Task:
Output all of the records exactly as written.

Data shown:
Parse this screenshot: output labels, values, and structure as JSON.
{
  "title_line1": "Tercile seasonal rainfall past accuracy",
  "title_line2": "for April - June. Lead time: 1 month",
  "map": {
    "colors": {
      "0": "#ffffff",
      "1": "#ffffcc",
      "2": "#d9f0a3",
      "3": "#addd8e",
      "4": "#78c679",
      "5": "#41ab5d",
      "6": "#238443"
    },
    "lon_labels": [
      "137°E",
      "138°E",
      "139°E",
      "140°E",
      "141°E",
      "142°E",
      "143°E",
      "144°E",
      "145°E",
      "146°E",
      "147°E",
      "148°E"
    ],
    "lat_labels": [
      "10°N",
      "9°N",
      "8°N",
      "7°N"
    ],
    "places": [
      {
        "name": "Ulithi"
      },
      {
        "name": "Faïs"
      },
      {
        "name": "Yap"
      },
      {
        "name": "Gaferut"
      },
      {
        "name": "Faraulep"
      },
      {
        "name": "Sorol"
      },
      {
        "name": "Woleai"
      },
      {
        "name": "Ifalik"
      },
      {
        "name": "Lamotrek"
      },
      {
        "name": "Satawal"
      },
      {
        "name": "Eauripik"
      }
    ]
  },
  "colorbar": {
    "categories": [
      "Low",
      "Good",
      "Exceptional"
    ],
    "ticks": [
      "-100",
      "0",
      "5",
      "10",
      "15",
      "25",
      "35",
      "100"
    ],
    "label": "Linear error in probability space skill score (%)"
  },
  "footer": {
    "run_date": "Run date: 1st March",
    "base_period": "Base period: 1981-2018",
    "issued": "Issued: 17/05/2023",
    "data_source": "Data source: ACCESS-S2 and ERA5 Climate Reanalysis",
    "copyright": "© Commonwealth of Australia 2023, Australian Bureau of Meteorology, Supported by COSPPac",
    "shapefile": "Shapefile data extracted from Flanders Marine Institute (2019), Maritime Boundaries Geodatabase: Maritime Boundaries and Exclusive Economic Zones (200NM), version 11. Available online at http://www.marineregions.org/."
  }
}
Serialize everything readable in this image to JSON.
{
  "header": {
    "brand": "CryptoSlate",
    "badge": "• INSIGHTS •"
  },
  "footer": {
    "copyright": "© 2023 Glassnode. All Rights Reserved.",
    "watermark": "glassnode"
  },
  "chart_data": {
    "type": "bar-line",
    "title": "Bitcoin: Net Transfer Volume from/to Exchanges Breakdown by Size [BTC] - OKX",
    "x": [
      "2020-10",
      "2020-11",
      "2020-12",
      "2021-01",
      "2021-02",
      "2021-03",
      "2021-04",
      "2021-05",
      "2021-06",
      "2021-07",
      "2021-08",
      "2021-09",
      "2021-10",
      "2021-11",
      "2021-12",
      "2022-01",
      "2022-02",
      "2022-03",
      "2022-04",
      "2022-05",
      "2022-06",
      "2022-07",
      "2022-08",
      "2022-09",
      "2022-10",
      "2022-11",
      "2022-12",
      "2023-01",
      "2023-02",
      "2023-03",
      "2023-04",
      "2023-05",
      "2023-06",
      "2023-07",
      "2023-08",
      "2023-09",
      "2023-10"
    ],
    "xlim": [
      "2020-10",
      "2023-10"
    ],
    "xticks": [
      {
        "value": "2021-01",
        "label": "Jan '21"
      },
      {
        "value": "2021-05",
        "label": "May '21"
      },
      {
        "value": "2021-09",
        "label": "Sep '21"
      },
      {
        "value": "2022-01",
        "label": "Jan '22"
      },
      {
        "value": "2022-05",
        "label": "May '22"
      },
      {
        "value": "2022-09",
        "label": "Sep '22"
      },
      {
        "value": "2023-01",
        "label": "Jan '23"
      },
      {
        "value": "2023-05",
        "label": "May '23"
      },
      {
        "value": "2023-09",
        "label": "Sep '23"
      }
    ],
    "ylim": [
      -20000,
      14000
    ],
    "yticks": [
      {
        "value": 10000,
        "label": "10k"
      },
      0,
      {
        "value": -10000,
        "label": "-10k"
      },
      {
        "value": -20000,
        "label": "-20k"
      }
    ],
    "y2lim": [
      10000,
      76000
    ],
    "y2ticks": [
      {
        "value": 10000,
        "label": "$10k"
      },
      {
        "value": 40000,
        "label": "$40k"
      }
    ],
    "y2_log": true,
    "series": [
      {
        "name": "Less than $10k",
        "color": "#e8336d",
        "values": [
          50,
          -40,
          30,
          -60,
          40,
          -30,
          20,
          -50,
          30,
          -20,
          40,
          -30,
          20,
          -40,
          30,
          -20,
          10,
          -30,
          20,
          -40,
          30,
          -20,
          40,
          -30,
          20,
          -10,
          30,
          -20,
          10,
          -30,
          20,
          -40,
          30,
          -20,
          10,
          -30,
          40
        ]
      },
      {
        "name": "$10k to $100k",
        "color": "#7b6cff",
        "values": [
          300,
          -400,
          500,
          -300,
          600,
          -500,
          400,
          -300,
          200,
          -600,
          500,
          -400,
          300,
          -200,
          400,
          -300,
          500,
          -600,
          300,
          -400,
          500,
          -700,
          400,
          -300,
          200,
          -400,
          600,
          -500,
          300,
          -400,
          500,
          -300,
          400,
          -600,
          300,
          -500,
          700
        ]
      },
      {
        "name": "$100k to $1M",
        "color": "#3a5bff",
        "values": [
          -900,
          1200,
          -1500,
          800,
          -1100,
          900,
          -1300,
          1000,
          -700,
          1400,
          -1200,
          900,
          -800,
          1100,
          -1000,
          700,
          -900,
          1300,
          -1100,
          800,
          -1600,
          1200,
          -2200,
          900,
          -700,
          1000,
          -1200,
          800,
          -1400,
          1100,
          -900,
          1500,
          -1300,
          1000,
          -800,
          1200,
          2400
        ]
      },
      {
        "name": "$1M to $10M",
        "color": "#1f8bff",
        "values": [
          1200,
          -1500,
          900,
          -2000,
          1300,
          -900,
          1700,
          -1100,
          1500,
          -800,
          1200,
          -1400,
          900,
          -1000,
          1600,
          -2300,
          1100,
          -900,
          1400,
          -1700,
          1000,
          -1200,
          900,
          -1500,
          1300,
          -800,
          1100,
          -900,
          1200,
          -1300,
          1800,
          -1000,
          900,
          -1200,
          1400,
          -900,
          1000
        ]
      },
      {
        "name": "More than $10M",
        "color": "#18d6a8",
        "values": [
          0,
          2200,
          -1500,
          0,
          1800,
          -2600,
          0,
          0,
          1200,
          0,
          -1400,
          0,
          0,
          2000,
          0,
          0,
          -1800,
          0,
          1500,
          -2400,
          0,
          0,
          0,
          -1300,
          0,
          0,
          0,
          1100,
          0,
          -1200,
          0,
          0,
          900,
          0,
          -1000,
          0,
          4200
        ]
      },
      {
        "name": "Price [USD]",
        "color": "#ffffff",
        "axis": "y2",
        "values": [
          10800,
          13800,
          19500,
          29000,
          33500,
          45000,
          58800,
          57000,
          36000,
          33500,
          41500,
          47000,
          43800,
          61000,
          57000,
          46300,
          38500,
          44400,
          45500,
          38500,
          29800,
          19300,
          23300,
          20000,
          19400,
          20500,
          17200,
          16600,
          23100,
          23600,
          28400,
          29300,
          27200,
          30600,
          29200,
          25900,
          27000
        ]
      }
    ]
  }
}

Task response:
Parse this screenshot: output labels, values, and structure as JSON.
{
  "title_line1": "Tercile seasonal rainfall past accuracy",
  "title_line2": "for April - June. Lead time: 1 month",
  "map": {
    "colors": {
      "0": "#ffffff",
      "1": "#ffffcc",
      "2": "#d9f0a3",
      "3": "#addd8e",
      "4": "#78c679",
      "5": "#41ab5d",
      "6": "#238443"
    },
    "lon_labels": [
      "137°E",
      "138°E",
      "139°E",
      "140°E",
      "141°E",
      "142°E",
      "143°E",
      "144°E",
      "145°E",
      "146°E",
      "147°E",
      "148°E"
    ],
    "lat_labels": [
      "10°N",
      "9°N",
      "8°N",
      "7°N"
    ],
    "places": [
      {
        "name": "Ulithi"
      },
      {
        "name": "Faïs"
      },
      {
        "name": "Yap"
      },
      {
        "name": "Gaferut"
      },
      {
        "name": "Faraulep"
      },
      {
        "name": "Sorol"
      },
      {
        "name": "Woleai"
      },
      {
        "name": "Ifalik"
      },
      {
        "name": "Lamotrek"
      },
      {
        "name": "Satawal"
      },
      {
        "name": "Eauripik"
      }
    ]
  },
  "colorbar": {
    "categories": [
      "Low",
      "Good",
      "Exceptional"
    ],
    "ticks": [
      "-100",
      "0",
      "5",
      "10",
      "15",
      "25",
      "35",
      "100"
    ],
    "label": "Linear error in probability space skill score (%)"
  },
  "footer": {
    "run_date": "Run date: 1st March",
    "base_period": "Base period: 1981-2018",
    "issued": "Issued: 17/05/2023",
    "data_source": "Data source: ACCESS-S2 and ERA5 Climate Reanalysis",
    "copyright": "© Commonwealth of Australia 2023, Australian Bureau of Meteorology, Supported by COSPPac",
    "shapefile": "Shapefile data extracted from Flanders Marine Institute (2019), Maritime Boundaries Geodatabase: Maritime Boundaries and Exclusive Economic Zones (200NM), version 11. Available online at http://www.marineregions.org/."
  }
}
Serialize everything readable in this image to JSON.
{
  "header": {
    "brand": "CryptoSlate",
    "badge": "• INSIGHTS •"
  },
  "footer": {
    "copyright": "© 2023 Glassnode. All Rights Reserved.",
    "watermark": "glassnode"
  },
  "chart_data": {
    "type": "bar-line",
    "title": "Bitcoin: Net Transfer Volume from/to Exchanges Breakdown by Size [BTC] - OKX",
    "x": [
      "2020-10",
      "2020-11",
      "2020-12",
      "2021-01",
      "2021-02",
      "2021-03",
      "2021-04",
      "2021-05",
      "2021-06",
      "2021-07",
      "2021-08",
      "2021-09",
      "2021-10",
      "2021-11",
      "2021-12",
      "2022-01",
      "2022-02",
      "2022-03",
      "2022-04",
      "2022-05",
      "2022-06",
      "2022-07",
      "2022-08",
      "2022-09",
      "2022-10",
      "2022-11",
      "2022-12",
      "2023-01",
      "2023-02",
      "2023-03",
      "2023-04",
      "2023-05",
      "2023-06",
      "2023-07",
      "2023-08",
      "2023-09",
      "2023-10"
    ],
    "xlim": [
      "2020-10",
      "2023-10"
    ],
    "xticks": [
      {
        "value": "2021-01",
        "label": "Jan '21"
      },
      {
        "value": "2021-05",
        "label": "May '21"
      },
      {
        "value": "2021-09",
        "label": "Sep '21"
      },
      {
        "value": "2022-01",
        "label": "Jan '22"
      },
      {
        "value": "2022-05",
        "label": "May '22"
      },
      {
        "value": "2022-09",
        "label": "Sep '22"
      },
      {
        "value": "2023-01",
        "label": "Jan '23"
      },
      {
        "value": "2023-05",
        "label": "May '23"
      },
      {
        "value": "2023-09",
        "label": "Sep '23"
      }
    ],
    "ylim": [
      -20000,
      14000
    ],
    "yticks": [
      {
        "value": 10000,
        "label": "10k"
      },
      0,
      {
        "value": -10000,
        "label": "-10k"
      },
      {
        "value": -20000,
        "label": "-20k"
      }
    ],
    "y2lim": [
      10000,
      76000
    ],
    "y2ticks": [
      {
        "value": 10000,
        "label": "$10k"
      },
      {
        "value": 40000,
        "label": "$40k"
      }
    ],
    "y2_log": true,
    "series": [
      {
        "name": "Less than $10k",
        "color": "#e8336d",
        "values": [
          50,
          -40,
          30,
          -60,
          40,
          -30,
          20,
          -50,
          30,
          -20,
          40,
          -30,
          20,
          -40,
          30,
          -20,
          10,
          -30,
          20,
          -40,
          30,
          -20,
          40,
          -30,
          20,
          -10,
          30,
          -20,
          10,
          -30,
          20,
          -40,
          30,
          -20,
          10,
          -30,
          40
        ]
      },
      {
        "name": "$10k to $100k",
        "color": "#7b6cff",
        "values": [
          300,
          -400,
          500,
          -300,
          600,
          -500,
          400,
          -300,
          200,
          -600,
          500,
          -400,
          300,
          -200,
          400,
          -300,
          500,
          -600,
          300,
          -400,
          500,
          -700,
          400,
          -300,
          200,
          -400,
          600,
          -500,
          300,
          -400,
          500,
          -300,
          400,
          -600,
          300,
          -500,
          700
        ]
      },
      {
        "name": "$100k to $1M",
        "color": "#3a5bff",
        "values": [
          -900,
          1200,
          -1500,
          800,
          -1100,
          900,
          -1300,
          1000,
          -700,
          1400,
          -1200,
          900,
          -800,
          1100,
          -1000,
          700,
          -900,
          1300,
          -1100,
          800,
          -1600,
          1200,
          -2200,
          900,
          -700,
          1000,
          -1200,
          800,
          -1400,
          1100,
          -900,
          1500,
          -1300,
          1000,
          -800,
          1200,
          2400
        ]
      },
      {
        "name": "$1M to $10M",
        "color": "#1f8bff",
        "values": [
          1200,
          -1500,
          900,
          -2000,
          1300,
          -900,
          1700,
          -1100,
          1500,
          -800,
          1200,
          -1400,
          900,
          -1000,
          1600,
          -2300,
          1100,
          -900,
          1400,
          -1700,
          1000,
          -1200,
          900,
          -1500,
          1300,
          -800,
          1100,
          -900,
          1200,
          -1300,
          1800,
          -1000,
          900,
          -1200,
          1400,
          -900,
          1000
        ]
      },
      {
        "name": "More than $10M",
        "color": "#18d6a8",
        "values": [
          0,
          2200,
          -1500,
          0,
          1800,
          -2600,
          0,
          0,
          1200,
          0,
          -1400,
          0,
          0,
          2000,
          0,
          0,
          -1800,
          0,
          1500,
          -2400,
          0,
          0,
          0,
          -1300,
          0,
          0,
          0,
          1100,
          0,
          -1200,
          0,
          0,
          900,
          0,
          -1000,
          0,
          4200
        ]
      },
      {
        "name": "Price [USD]",
        "color": "#ffffff",
        "axis": "y2",
        "values": [
          10800,
          13800,
          19500,
          29000,
          33500,
          45000,
          58800,
          57000,
          36000,
          33500,
          41500,
          47000,
          43800,
          61000,
          57000,
          46300,
          38500,
          44400,
          45500,
          38500,
          29800,
          19300,
          23300,
          20000,
          19400,
          20500,
          17200,
          16600,
          23100,
          23600,
          28400,
          29300,
          27200,
          30600,
          29200,
          25900,
          27000
        ]
      }
    ]
  }
}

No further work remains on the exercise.